> [What is asked]
Lines containing "Lucida" are to be counted. Give the number and nothing more.
········
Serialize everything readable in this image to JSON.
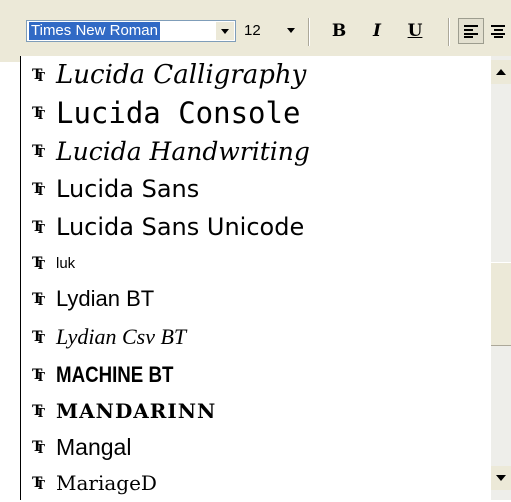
{
  "toolbar": {
    "font_name": "Times New Roman",
    "font_size": "12",
    "bold_label": "B",
    "italic_label": "I",
    "underline_label": "U"
  },
  "font_list": {
    "items": [
      {
        "label": "Lucida Calligraphy"
      },
      {
        "label": "Lucida Console"
      },
      {
        "label": "Lucida Handwriting"
      },
      {
        "label": "Lucida Sans"
      },
      {
        "label": "Lucida Sans Unicode"
      },
      {
        "label": "luk"
      },
      {
        "label": "Lydian BT"
      },
      {
        "label": "Lydian Csv BT"
      },
      {
        "label": "MACHINE BT"
      },
      {
        "label": "MANDARINN"
      },
      {
        "label": "Mangal"
      },
      {
        "label": "MariageD"
      }
    ]
  },
  "colors": {
    "selection": "#316ac5",
    "toolbar_bg": "#ece9d8"
  }
}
········
> [Response to the exercise]
5